------ MATERIAL FOR THIS EXERCISE

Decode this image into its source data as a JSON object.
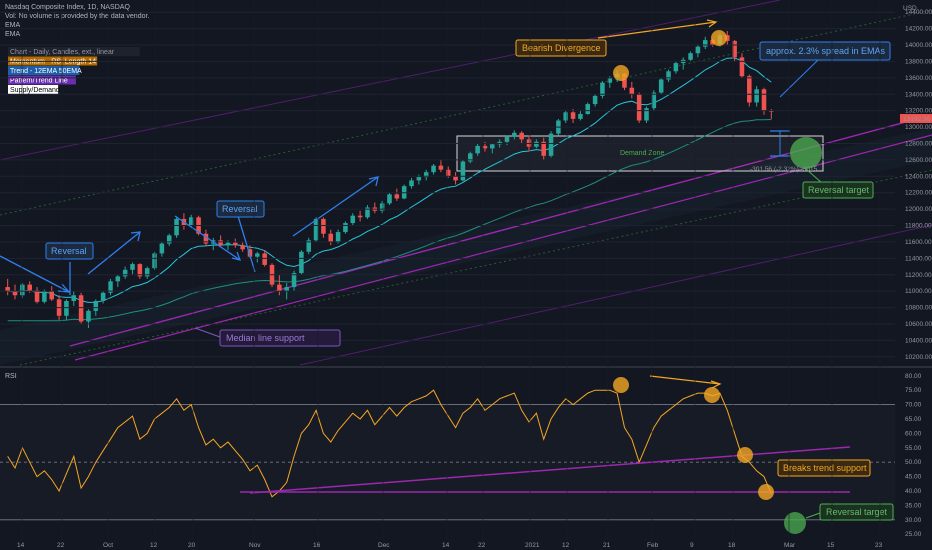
{
  "header": {
    "title": "Nasdaq Composite Index, 1D, NASDAQ",
    "vol_note": "Vol: No volume is provided by the data vendor.",
    "ema1": "EMA",
    "ema2": "EMA"
  },
  "legend": [
    {
      "label": "Chart - Daily, Candles, ext., linear",
      "color": "#9598a1",
      "bg": "#1e222d"
    },
    {
      "label": "Momentum - RSI Length 14",
      "color": "#ffffff",
      "bg": "#b36b00"
    },
    {
      "label": "Trend - 12EMA 50EMA",
      "color": "#ffffff",
      "bg": "#1c5fa8"
    },
    {
      "label": "Pattern/Trend Line",
      "color": "#ffffff",
      "bg": "#6a2fb0"
    },
    {
      "label": "Supply/Demand",
      "color": "#000000",
      "bg": "#ffffff"
    }
  ],
  "colors": {
    "up": "#26a69a",
    "down": "#ef5350",
    "ema_fast": "#26c6da",
    "ema_slow": "#1e8f7e",
    "rsi": "#f5a623",
    "trend_purple": "#9c27b0",
    "arrow_blue": "#2f80ed",
    "orange": "#f5a623",
    "green": "#4caf50"
  },
  "annotations": {
    "reversal1": "Reversal",
    "reversal2": "Reversal",
    "median": "Median line support",
    "bearish": "Bearish Divergence",
    "spread": "approx. 2.3% spread in EMAs",
    "demand": "Demand Zone",
    "measure": "-301.56 (-2.32%) -3015",
    "reversal_target": "Reversal target",
    "breaks": "Breaks trend support",
    "rsi_target": "Reversal target",
    "rsi_label": "RSI"
  },
  "price_axis": {
    "currency": "USD",
    "current_price": "13192.36",
    "ticks": [
      "14400.00",
      "14200.00",
      "14000.00",
      "13800.00",
      "13600.00",
      "13400.00",
      "13200.00",
      "13000.00",
      "12800.00",
      "12600.00",
      "12400.00",
      "12200.00",
      "12000.00",
      "11800.00",
      "11600.00",
      "11400.00",
      "11200.00",
      "11000.00",
      "10800.00",
      "10600.00",
      "10400.00",
      "10200.00"
    ]
  },
  "rsi_axis": {
    "ticks": [
      "80.00",
      "75.00",
      "70.00",
      "65.00",
      "60.00",
      "55.00",
      "50.00",
      "45.00",
      "40.00",
      "35.00",
      "30.00",
      "25.00"
    ]
  },
  "time_axis": {
    "labels": [
      "14",
      "22",
      "Oct",
      "12",
      "20",
      "Nov",
      "16",
      "Dec",
      "14",
      "22",
      "2021",
      "12",
      "21",
      "Feb",
      "9",
      "18",
      "Mar",
      "15",
      "23"
    ]
  },
  "chart_data": [
    {
      "type": "candlestick",
      "title": "Nasdaq Composite Index, 1D, NASDAQ",
      "ylim": [
        10200,
        14400
      ],
      "candles": [
        [
          11050,
          11150,
          10950,
          11000
        ],
        [
          11000,
          11080,
          10900,
          10950
        ],
        [
          10950,
          11100,
          10920,
          11080
        ],
        [
          11080,
          11120,
          10980,
          11010
        ],
        [
          11010,
          11050,
          10850,
          10870
        ],
        [
          10870,
          11020,
          10850,
          11000
        ],
        [
          11000,
          11060,
          10880,
          10900
        ],
        [
          10900,
          10950,
          10650,
          10700
        ],
        [
          10700,
          10900,
          10650,
          10880
        ],
        [
          10880,
          11000,
          10820,
          10950
        ],
        [
          10950,
          10980,
          10600,
          10630
        ],
        [
          10630,
          10780,
          10550,
          10760
        ],
        [
          10760,
          10900,
          10700,
          10880
        ],
        [
          10880,
          11000,
          10850,
          10980
        ],
        [
          10980,
          11150,
          10950,
          11120
        ],
        [
          11120,
          11200,
          11050,
          11180
        ],
        [
          11180,
          11300,
          11150,
          11260
        ],
        [
          11260,
          11350,
          11200,
          11330
        ],
        [
          11330,
          11340,
          11150,
          11180
        ],
        [
          11180,
          11300,
          11150,
          11280
        ],
        [
          11280,
          11480,
          11260,
          11460
        ],
        [
          11460,
          11600,
          11420,
          11580
        ],
        [
          11580,
          11700,
          11550,
          11680
        ],
        [
          11680,
          11900,
          11650,
          11880
        ],
        [
          11880,
          11950,
          11750,
          11800
        ],
        [
          11800,
          11930,
          11780,
          11900
        ],
        [
          11900,
          11920,
          11680,
          11700
        ],
        [
          11700,
          11750,
          11550,
          11580
        ],
        [
          11580,
          11650,
          11500,
          11620
        ],
        [
          11620,
          11680,
          11540,
          11560
        ],
        [
          11560,
          11620,
          11500,
          11590
        ],
        [
          11590,
          11640,
          11530,
          11560
        ],
        [
          11560,
          11600,
          11480,
          11510
        ],
        [
          11510,
          11560,
          11400,
          11420
        ],
        [
          11420,
          11480,
          11350,
          11460
        ],
        [
          11460,
          11500,
          11300,
          11320
        ],
        [
          11320,
          11340,
          11050,
          11080
        ],
        [
          11080,
          11200,
          10950,
          11000
        ],
        [
          11000,
          11100,
          10900,
          11050
        ],
        [
          11050,
          11250,
          11000,
          11220
        ],
        [
          11220,
          11500,
          11200,
          11480
        ],
        [
          11480,
          11650,
          11450,
          11620
        ],
        [
          11620,
          11900,
          11600,
          11880
        ],
        [
          11880,
          11900,
          11650,
          11700
        ],
        [
          11700,
          11750,
          11560,
          11600
        ],
        [
          11600,
          11750,
          11580,
          11720
        ],
        [
          11720,
          11850,
          11700,
          11830
        ],
        [
          11830,
          11950,
          11800,
          11920
        ],
        [
          11920,
          11980,
          11850,
          11900
        ],
        [
          11900,
          12050,
          11880,
          12020
        ],
        [
          12020,
          12080,
          11950,
          11980
        ],
        [
          11980,
          12100,
          11950,
          12070
        ],
        [
          12070,
          12200,
          12050,
          12180
        ],
        [
          12180,
          12250,
          12100,
          12130
        ],
        [
          12130,
          12300,
          12120,
          12280
        ],
        [
          12280,
          12380,
          12250,
          12350
        ],
        [
          12350,
          12420,
          12300,
          12390
        ],
        [
          12390,
          12480,
          12350,
          12450
        ],
        [
          12450,
          12550,
          12420,
          12530
        ],
        [
          12530,
          12600,
          12450,
          12480
        ],
        [
          12480,
          12520,
          12380,
          12400
        ],
        [
          12400,
          12450,
          12300,
          12350
        ],
        [
          12350,
          12600,
          12340,
          12580
        ],
        [
          12580,
          12700,
          12560,
          12680
        ],
        [
          12680,
          12800,
          12650,
          12770
        ],
        [
          12770,
          12820,
          12700,
          12740
        ],
        [
          12740,
          12800,
          12680,
          12790
        ],
        [
          12790,
          12850,
          12750,
          12820
        ],
        [
          12820,
          12900,
          12780,
          12880
        ],
        [
          12880,
          12960,
          12850,
          12930
        ],
        [
          12930,
          12950,
          12800,
          12850
        ],
        [
          12850,
          12900,
          12700,
          12760
        ],
        [
          12760,
          12850,
          12740,
          12820
        ],
        [
          12820,
          12870,
          12600,
          12650
        ],
        [
          12650,
          12950,
          12630,
          12920
        ],
        [
          12920,
          13100,
          12900,
          13080
        ],
        [
          13080,
          13200,
          13050,
          13180
        ],
        [
          13180,
          13220,
          13050,
          13100
        ],
        [
          13100,
          13200,
          13080,
          13160
        ],
        [
          13160,
          13300,
          13150,
          13280
        ],
        [
          13280,
          13400,
          13250,
          13380
        ],
        [
          13380,
          13560,
          13350,
          13540
        ],
        [
          13540,
          13620,
          13480,
          13600
        ],
        [
          13600,
          13700,
          13550,
          13650
        ],
        [
          13650,
          13660,
          13450,
          13480
        ],
        [
          13480,
          13550,
          13350,
          13400
        ],
        [
          13400,
          13420,
          13050,
          13080
        ],
        [
          13080,
          13250,
          13050,
          13230
        ],
        [
          13230,
          13450,
          13200,
          13420
        ],
        [
          13420,
          13600,
          13400,
          13580
        ],
        [
          13580,
          13700,
          13550,
          13680
        ],
        [
          13680,
          13800,
          13650,
          13780
        ],
        [
          13780,
          13850,
          13700,
          13820
        ],
        [
          13820,
          13920,
          13800,
          13900
        ],
        [
          13900,
          14000,
          13850,
          13980
        ],
        [
          13980,
          14100,
          13950,
          14060
        ],
        [
          14060,
          14080,
          13980,
          14000
        ],
        [
          14000,
          14150,
          13980,
          14120
        ],
        [
          14120,
          14170,
          14000,
          14050
        ],
        [
          14050,
          14060,
          13800,
          13850
        ],
        [
          13850,
          13900,
          13600,
          13620
        ],
        [
          13620,
          13640,
          13250,
          13300
        ],
        [
          13300,
          13500,
          13250,
          13460
        ],
        [
          13460,
          13480,
          13150,
          13200
        ],
        [
          13200,
          13220,
          13100,
          13192
        ]
      ],
      "ema_fast_note": "12EMA",
      "ema_slow_note": "50EMA"
    },
    {
      "type": "line",
      "title": "RSI",
      "ylim": [
        25,
        80
      ],
      "values": [
        52,
        48,
        55,
        50,
        45,
        47,
        44,
        40,
        46,
        52,
        41,
        45,
        50,
        54,
        58,
        62,
        64,
        66,
        58,
        60,
        65,
        67,
        69,
        72,
        68,
        70,
        62,
        56,
        58,
        55,
        57,
        54,
        51,
        47,
        49,
        44,
        38,
        40,
        43,
        52,
        60,
        63,
        68,
        60,
        57,
        61,
        64,
        67,
        65,
        68,
        63,
        66,
        69,
        66,
        69,
        71,
        72,
        73,
        75,
        70,
        66,
        62,
        67,
        69,
        72,
        68,
        70,
        72,
        73,
        74,
        68,
        64,
        67,
        58,
        65,
        69,
        72,
        70,
        72,
        74,
        75,
        75,
        75,
        74,
        62,
        58,
        50,
        56,
        62,
        66,
        68,
        70,
        72,
        73,
        74,
        74,
        73,
        74,
        68,
        60,
        52,
        50,
        47,
        45,
        39
      ]
    }
  ]
}
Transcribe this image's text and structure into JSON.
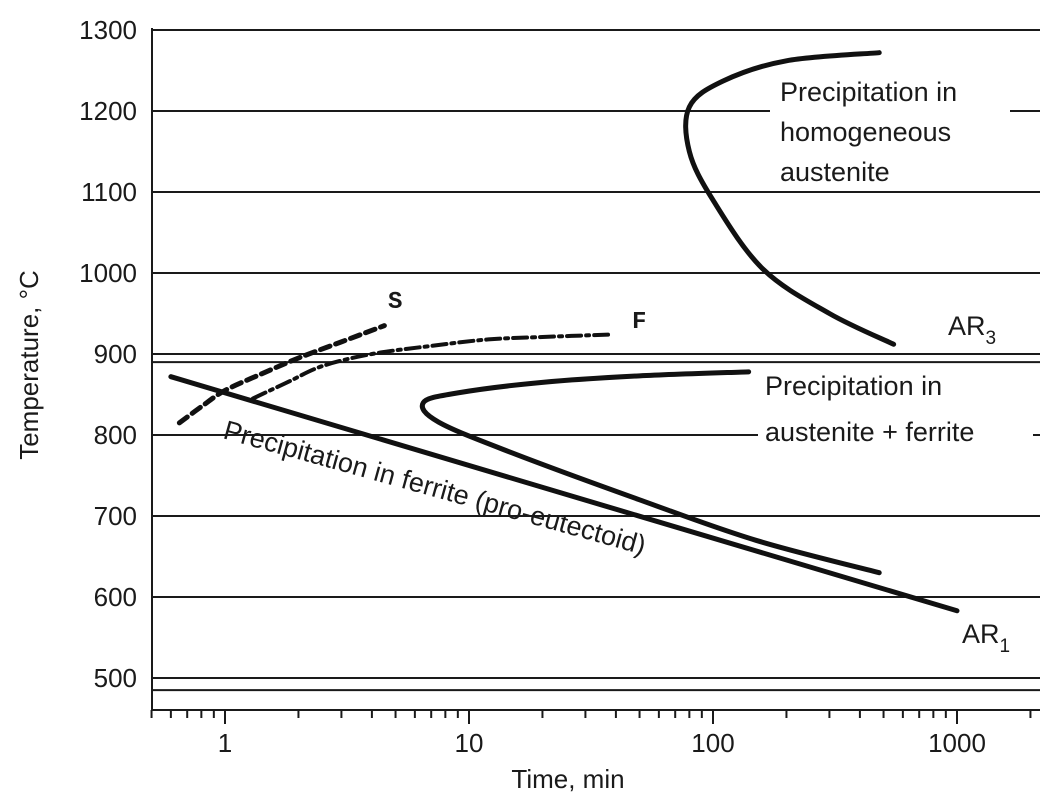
{
  "chart_data": {
    "type": "line",
    "xlabel": "Time, min",
    "ylabel": "Temperature, °C",
    "x_scale": "log",
    "xlim": [
      0.5,
      2500
    ],
    "ylim": [
      450,
      1300
    ],
    "x_ticks": [
      1,
      10,
      100,
      1000
    ],
    "x_tick_labels": [
      "1",
      "10",
      "100",
      "1000"
    ],
    "y_ticks": [
      500,
      600,
      700,
      800,
      900,
      1000,
      1100,
      1200,
      1300
    ],
    "y_tick_labels": [
      "500",
      "600",
      "700",
      "800",
      "900",
      "1000",
      "1100",
      "1200",
      "1300"
    ],
    "grid": true,
    "series": [
      {
        "name": "S",
        "style": "dashed",
        "points": [
          [
            0.65,
            815
          ],
          [
            0.8,
            835
          ],
          [
            1.0,
            855
          ],
          [
            1.4,
            875
          ],
          [
            2.0,
            895
          ],
          [
            3.0,
            915
          ],
          [
            4.5,
            935
          ]
        ]
      },
      {
        "name": "F",
        "style": "dash-dot",
        "points": [
          [
            1.3,
            845
          ],
          [
            1.8,
            865
          ],
          [
            2.5,
            885
          ],
          [
            4,
            900
          ],
          [
            7,
            910
          ],
          [
            12,
            918
          ],
          [
            20,
            921
          ],
          [
            38,
            924
          ]
        ]
      },
      {
        "name": "AR1",
        "style": "solid",
        "points": [
          [
            0.6,
            872
          ],
          [
            1000,
            583
          ]
        ]
      },
      {
        "name": "AR3",
        "style": "solid",
        "points": [
          [
            480,
            1272
          ],
          [
            200,
            1262
          ],
          [
            110,
            1237
          ],
          [
            80,
            1205
          ],
          [
            80,
            1150
          ],
          [
            100,
            1090
          ],
          [
            160,
            1005
          ],
          [
            300,
            950
          ],
          [
            550,
            912
          ]
        ]
      },
      {
        "style": "solid",
        "points": [
          [
            140,
            878
          ],
          [
            50,
            873
          ],
          [
            20,
            865
          ],
          [
            9,
            852
          ],
          [
            6.5,
            840
          ],
          [
            7.5,
            816
          ],
          [
            15,
            778
          ],
          [
            50,
            720
          ],
          [
            150,
            670
          ],
          [
            480,
            630
          ]
        ]
      }
    ],
    "annotations": {
      "homogeneous": [
        "Precipitation in",
        "homogeneous",
        "austenite"
      ],
      "austenite_ferrite": [
        "Precipitation in",
        "austenite + ferrite"
      ],
      "ferrite": "Precipitation in ferrite (pro-eutectoid)",
      "ar3": "AR",
      "ar3_sub": "3",
      "ar1": "AR",
      "ar1_sub": "1",
      "s_label": "S",
      "f_label": "F"
    }
  }
}
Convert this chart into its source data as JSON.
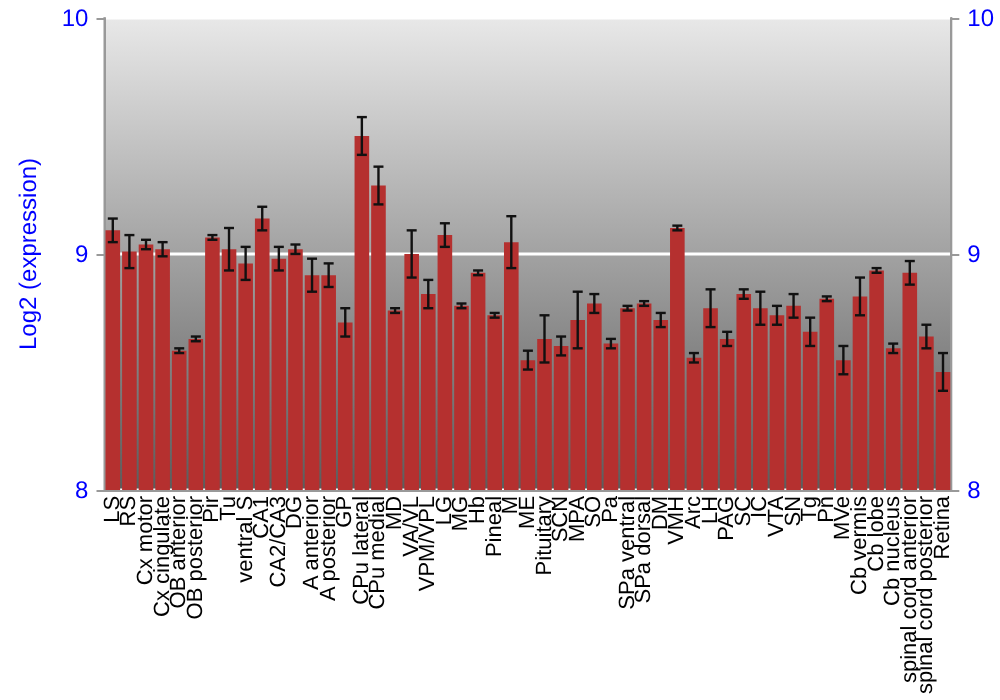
{
  "chart_data": {
    "type": "bar",
    "ylabel": "Log2 (expression)",
    "categories": [
      "LS",
      "RS",
      "Cx motor",
      "Cx cingulate",
      "OB anterior",
      "OB posterior",
      "Pir",
      "Tu",
      "ventral S",
      "CA1",
      "CA2/CA3",
      "DG",
      "A anterior",
      "A posterior",
      "GP",
      "CPu lateral",
      "CPu medial",
      "MD",
      "VA/VL",
      "VPM/VPL",
      "LG",
      "MG",
      "Hb",
      "Pineal",
      "M",
      "ME",
      "Pituitary",
      "SCN",
      "MPA",
      "SO",
      "Pa",
      "SPa ventral",
      "SPa dorsal",
      "DM",
      "VMH",
      "Arc",
      "LH",
      "PAG",
      "SC",
      "IC",
      "VTA",
      "SN",
      "Tg",
      "Pn",
      "MVe",
      "Cb vermis",
      "Cb lobe",
      "Cb nucleus",
      "spinal cord anterior",
      "spinal cord posterior",
      "Retina"
    ],
    "values": [
      9.1,
      9.01,
      9.04,
      9.02,
      8.59,
      8.64,
      9.07,
      9.02,
      8.96,
      9.15,
      8.98,
      9.02,
      8.91,
      8.91,
      8.71,
      9.5,
      9.29,
      8.76,
      9.0,
      8.83,
      9.08,
      8.78,
      8.92,
      8.74,
      9.05,
      8.55,
      8.64,
      8.61,
      8.72,
      8.79,
      8.62,
      8.77,
      8.79,
      8.72,
      9.11,
      8.56,
      8.77,
      8.64,
      8.83,
      8.77,
      8.74,
      8.78,
      8.67,
      8.81,
      8.55,
      8.82,
      8.93,
      8.6,
      8.92,
      8.65,
      8.5
    ],
    "errors": [
      0.05,
      0.07,
      0.02,
      0.03,
      0.01,
      0.01,
      0.01,
      0.09,
      0.07,
      0.05,
      0.05,
      0.02,
      0.07,
      0.05,
      0.06,
      0.08,
      0.08,
      0.01,
      0.1,
      0.06,
      0.05,
      0.01,
      0.01,
      0.01,
      0.11,
      0.04,
      0.1,
      0.04,
      0.12,
      0.04,
      0.02,
      0.01,
      0.01,
      0.03,
      0.01,
      0.02,
      0.08,
      0.03,
      0.02,
      0.07,
      0.04,
      0.05,
      0.06,
      0.01,
      0.06,
      0.08,
      0.01,
      0.02,
      0.05,
      0.05,
      0.08
    ],
    "color": "#b5302f",
    "ylim": [
      8,
      10
    ],
    "yticks": [
      8,
      9,
      10
    ],
    "y2lim": [
      8,
      10
    ],
    "y2ticks": [
      8,
      9,
      10
    ],
    "grid": "y"
  }
}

------------

*TASK DIRECTIONS*:
Find how many lines in the listing contain the word "spinal" and give that count alone.

*OUTPUT OF THE EXERCISE*:
2